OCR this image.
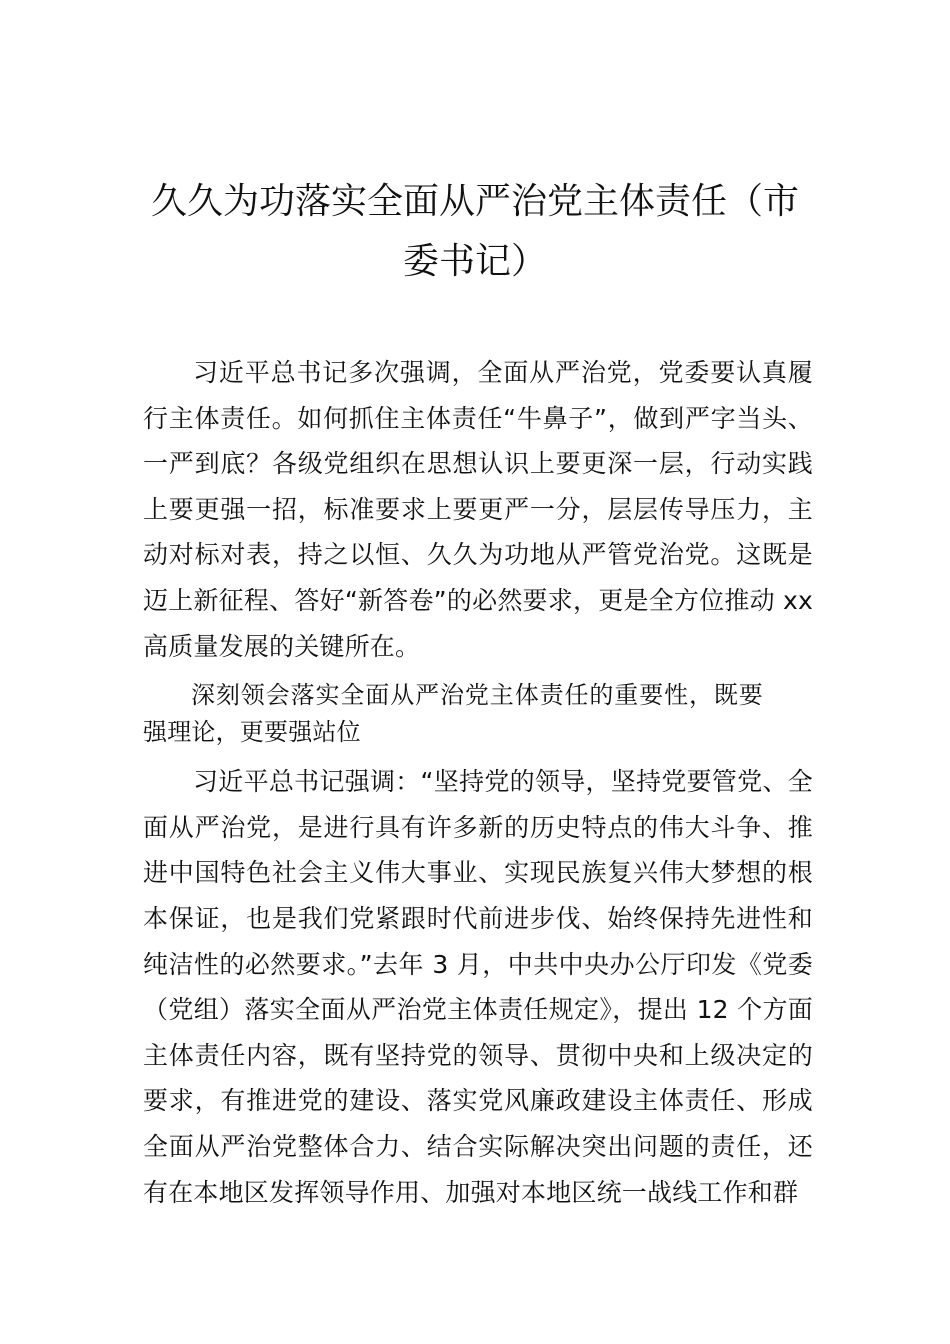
久久为功落实全面从严治党主体责任（市
委书记）

习近平总书记多次强调，全面从严治党，党委要认真履行主体责任。如何抓住主体责任“牛鼻子”，做到严字当头、一严到底？各级党组织在思想认识上要更深一层，行动实践上要更强一招，标准要求上要更严一分，层层传导压力，主动对标对表，持之以恒、久久为功地从严管党治党。这既是迈上新征程、答好“新答卷”的必然要求，更是全方位推动 xx 高质量发展的关键所在。

深刻领会落实全面从严治党主体责任的重要性，既要强理论，更要强站位

习近平总书记强调：“坚持党的领导，坚持党要管党、全面从严治党，是进行具有许多新的历史特点的伟大斗争、推进中国特色社会主义伟大事业、实现民族复兴伟大梦想的根本保证，也是我们党紧跟时代前进步伐、始终保持先进性和纯洁性的必然要求。”去年 3 月，中共中央办公厅印发《党委（党组）落实全面从严治党主体责任规定》，提出 12 个方面主体责任内容，既有坚持党的领导、贯彻中央和上级决定的要求，有推进党的建设、落实党风廉政建设主体责任、形成全面从严治党整体合力、结合实际解决突出问题的责任，还有在本地区发挥领导作用、加强对本地区统一战线工作和群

#### Directions
Reproduce the material in full, word for word, and omit the pictures.

#### Exercise answer
OCR this image.
久久为功落实全面从严治党主体责任（市
委书记）

习近平总书记多次强调，全面从严治党，党委要认真履行主体责任。如何抓住主体责任“牛鼻子”，做到严字当头、一严到底？各级党组织在思想认识上要更深一层，行动实践上要更强一招，标准要求上要更严一分，层层传导压力，主动对标对表，持之以恒、久久为功地从严管党治党。这既是迈上新征程、答好“新答卷”的必然要求，更是全方位推动 xx 高质量发展的关键所在。

深刻领会落实全面从严治党主体责任的重要性，既要强理论，更要强站位

习近平总书记强调：“坚持党的领导，坚持党要管党、全面从严治党，是进行具有许多新的历史特点的伟大斗争、推进中国特色社会主义伟大事业、实现民族复兴伟大梦想的根本保证，也是我们党紧跟时代前进步伐、始终保持先进性和纯洁性的必然要求。”去年 3 月，中共中央办公厅印发《党委（党组）落实全面从严治党主体责任规定》，提出 12 个方面主体责任内容，既有坚持党的领导、贯彻中央和上级决定的要求，有推进党的建设、落实党风廉政建设主体责任、形成全面从严治党整体合力、结合实际解决突出问题的责任，还有在本地区发挥领导作用、加强对本地区统一战线工作和群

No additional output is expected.